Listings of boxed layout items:
━━━

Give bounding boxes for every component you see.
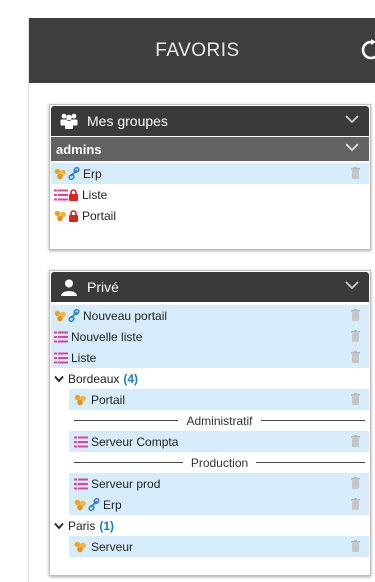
groups-panel: Mes groupes admins Erp Liste Portail [49, 104, 371, 250]
lock-icon [69, 209, 78, 222]
chevron-down-icon [54, 375, 64, 382]
private-panel-header[interactable]: Privé [51, 272, 369, 302]
user-icon [59, 278, 79, 296]
list-icon [74, 478, 88, 489]
favorites-header: FAVORIS [29, 18, 375, 83]
favorites-frame: FAVORIS Mes groupes admins Erp Liste Por… [28, 18, 375, 582]
section-title: Production [182, 455, 257, 470]
link-icon [68, 167, 80, 180]
trash-icon[interactable] [351, 435, 360, 447]
list-item[interactable]: Serveur [69, 536, 369, 557]
list-item[interactable]: Liste [51, 347, 369, 368]
portal-icon [54, 210, 66, 221]
folder-name: Paris [68, 518, 96, 533]
folder-paris[interactable]: Paris (1) [50, 515, 370, 536]
trash-icon[interactable] [351, 498, 360, 510]
refresh-icon[interactable] [360, 39, 375, 61]
section-divider-administratif: Administratif [70, 410, 369, 431]
portal-icon [74, 394, 86, 405]
portal-icon [54, 310, 66, 321]
item-label: Serveur Compta [91, 434, 179, 449]
trash-icon[interactable] [351, 477, 360, 489]
list-item[interactable]: Serveur prod [69, 473, 369, 494]
list-icon [74, 436, 88, 447]
chevron-down-icon[interactable] [345, 280, 359, 290]
item-label: Portail [91, 392, 126, 407]
section-divider-production: Production [70, 452, 369, 473]
link-icon [88, 498, 100, 511]
item-label: Portail [82, 208, 117, 223]
trash-icon[interactable] [351, 309, 360, 321]
trash-icon[interactable] [351, 540, 360, 552]
subgroup-header-admins[interactable]: admins [51, 137, 369, 161]
item-label: Liste [82, 187, 108, 202]
chevron-down-icon [54, 522, 64, 529]
chevron-down-icon[interactable] [345, 114, 359, 124]
trash-icon[interactable] [351, 167, 360, 179]
trash-icon[interactable] [351, 393, 360, 405]
item-label: Liste [71, 350, 97, 365]
item-label: Serveur [91, 539, 134, 554]
groups-panel-header[interactable]: Mes groupes [51, 106, 369, 136]
link-icon [68, 309, 80, 322]
list-icon [54, 189, 68, 200]
chevron-down-icon[interactable] [345, 142, 359, 152]
list-item[interactable]: Erp [69, 494, 369, 515]
portal-icon [54, 168, 66, 179]
folder-bordeaux[interactable]: Bordeaux (4) [50, 368, 370, 389]
groups-panel-title: Mes groupes [87, 113, 168, 129]
list-item[interactable]: Portail [69, 389, 369, 410]
list-item[interactable]: Portail [51, 205, 369, 226]
list-item[interactable]: Nouvelle liste [51, 326, 369, 347]
portal-icon [74, 499, 86, 510]
list-icon [54, 331, 68, 342]
portal-icon [74, 541, 86, 552]
list-item[interactable]: Serveur Compta [69, 431, 369, 452]
list-icon [54, 352, 68, 363]
trash-icon[interactable] [351, 330, 360, 342]
item-label: Erp [103, 497, 122, 512]
item-label: Erp [83, 166, 102, 181]
list-item[interactable]: Nouveau portail [51, 305, 369, 326]
folder-name: Bordeaux [68, 371, 120, 386]
section-title: Administratif [178, 413, 261, 428]
list-item[interactable]: Liste [51, 184, 369, 205]
item-label: Serveur prod [91, 476, 161, 491]
trash-icon[interactable] [351, 351, 360, 363]
item-label: Nouvelle liste [71, 329, 143, 344]
subgroup-title: admins [56, 141, 102, 157]
item-label: Nouveau portail [83, 308, 168, 323]
group-icon [59, 112, 79, 130]
page-title: FAVORIS [155, 39, 240, 61]
folder-count: (1) [99, 518, 115, 533]
private-panel-title: Privé [87, 279, 119, 295]
lock-icon [69, 188, 78, 201]
folder-count: (4) [123, 371, 139, 386]
private-panel: Privé Nouveau portail Nouvelle liste Lis… [49, 270, 371, 576]
list-item[interactable]: Erp [51, 163, 369, 184]
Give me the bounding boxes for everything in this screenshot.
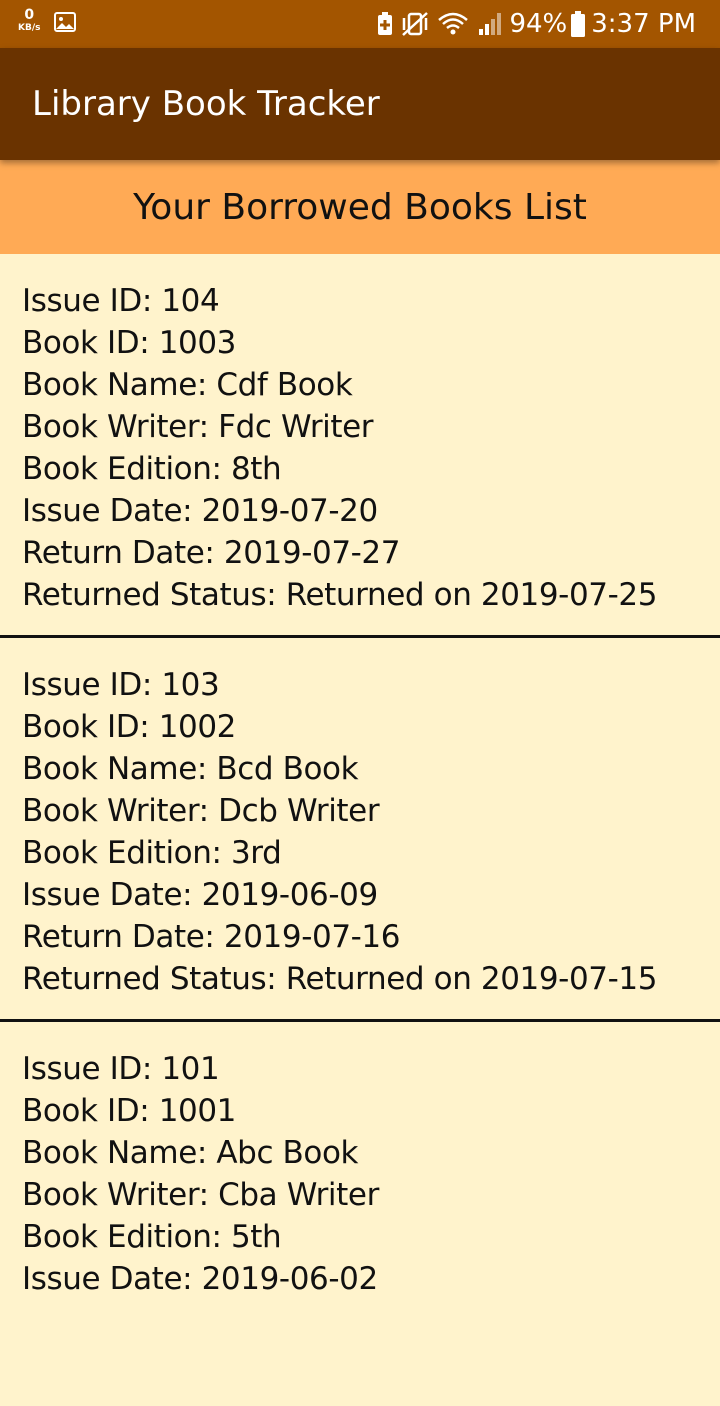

━━━

__WHAT TO DO__. Output every line of the listing as a JSON list of strings, one string per line, leaving out blank lines and the pictures.

__OUTPUT FOR THIS EXERCISE__.
[
  "Give bounding boxes for every component you see.",
  "groups-panel: Mes groupes admins Erp Liste Portail [49, 104, 371, 250]",
  "lock-icon [69, 209, 78, 222]",
  "chevron-down-icon [54, 375, 64, 382]",
  "private-panel-header[interactable]: Privé [51, 272, 369, 302]",
  "user-icon [59, 278, 79, 296]",
  "list-icon [74, 478, 88, 489]",
  "favorites-header: FAVORIS [29, 18, 375, 83]",
  "favorites-frame: FAVORIS Mes groupes admins Erp Liste Por… [28, 18, 375, 582]",
  "section-title: Production [182, 455, 257, 470]",
  "link-icon [68, 167, 80, 180]",
  "trash-icon[interactable] [351, 435, 360, 447]",
  "list-item[interactable]: Serveur [69, 536, 369, 557]",
  "list-item[interactable]: Liste [51, 347, 369, 368]",
  "portal-icon [54, 210, 66, 221]",
  "folder-name: Paris [68, 518, 96, 533]",
  "folder-paris[interactable]: Paris (1) [50, 515, 370, 536]",
  "trash-icon[interactable] [351, 498, 360, 510]",
  "refresh-icon[interactable] [360, 39, 375, 61]",
  "section-divider-administratif: Administratif [70, 410, 369, 431]",
  "portal-icon [74, 394, 86, 405]",
  "portal-icon [54, 310, 66, 321]",
  "item-label: Serveur Compta [91, 434, 179, 449]",
  "trash-icon[interactable] [351, 477, 360, 489]",
  "list-item[interactable]: Serveur prod [69, 473, 369, 494]",
  "list-icon [74, 436, 88, 447]",
  "chevron-down-icon[interactable] [345, 280, 359, 290]",
  "item-label: Portail [91, 392, 126, 407]",
  "section-divider-production: Production [70, 452, 369, 473]",
  "link-icon [88, 498, 100, 511]",
  "item-label: Portail [82, 208, 117, 223]",
  "trash-icon[interactable] [351, 309, 360, 321]",
  "trash-icon[interactable] [351, 540, 360, 552]",
  "subgroup-header-admins[interactable]: admins [51, 137, 369, 161]",
  "item-label: Liste [82, 187, 108, 202]",
  "chevron-down-icon [54, 522, 64, 529]",
  "chevron-down-icon[interactable] [345, 114, 359, 124]",
  "trash-icon[interactable] [351, 167, 360, 179]",
  "trash-icon[interactable] [351, 393, 360, 405]",
  "item-label: Liste [71, 350, 97, 365]",
  "item-label: Serveur [91, 539, 134, 554]",
  "groups-panel-header[interactable]: Mes groupes [51, 106, 369, 136]",
  "link-icon [68, 309, 80, 322]",
  "list-icon [54, 189, 68, 200]",
  "chevron-down-icon[interactable] [345, 142, 359, 152]",
  "list-item[interactable]: Erp [69, 494, 369, 515]",
  "portal-icon [54, 168, 66, 179]",
  "folder-bordeaux[interactable]: Bordeaux (4) [50, 368, 370, 389]",
  "groups-panel-title: Mes groupes [87, 113, 168, 129]",
  "list-item[interactable]: Portail [69, 389, 369, 410]",
  "list-item[interactable]: Portail [51, 205, 369, 226]",
  "list-item[interactable]: Nouvelle liste [51, 326, 369, 347]",
  "portal-icon [74, 499, 86, 510]",
  "list-icon [54, 331, 68, 342]",
  "portal-icon [74, 541, 86, 552]",
  "list-item[interactable]: Serveur Compta [69, 431, 369, 452]",
  "list-icon [54, 352, 68, 363]",
  "trash-icon[interactable] [351, 330, 360, 342]",
  "item-label: Erp [103, 497, 122, 512]",
  "item-label: Erp [83, 166, 102, 181]",
  "list-item[interactable]: Nouveau portail [51, 305, 369, 326]",
  "folder-name: Bordeaux [68, 371, 120, 386]",
  "section-title: Administratif [178, 413, 261, 428]",
  "list-item[interactable]: Liste [51, 184, 369, 205]",
  "item-label: Serveur prod [91, 476, 161, 491]",
  "trash-icon[interactable] [351, 351, 360, 363]",
  "item-label: Nouvelle liste [71, 329, 143, 344]",
  "subgroup-title: admins [56, 141, 102, 157]",
  "item-label: Nouveau portail [83, 308, 168, 323]",
  "group-icon [59, 112, 79, 130]",
  "page-title: FAVORIS [155, 39, 240, 61]",
  "folder-count: (1) [99, 518, 115, 533]",
  "private-panel-title: Privé [87, 279, 119, 295]",
  "lock-icon [69, 188, 78, 201]",
  "folder-count: (4) [123, 371, 139, 386]",
  "private-panel: Privé Nouveau portail Nouvelle liste Lis… [49, 270, 371, 576]",
  "list-item[interactable]: Erp [51, 163, 369, 184]",
  "Give me the bounding boxes for everything in this screenshot."
]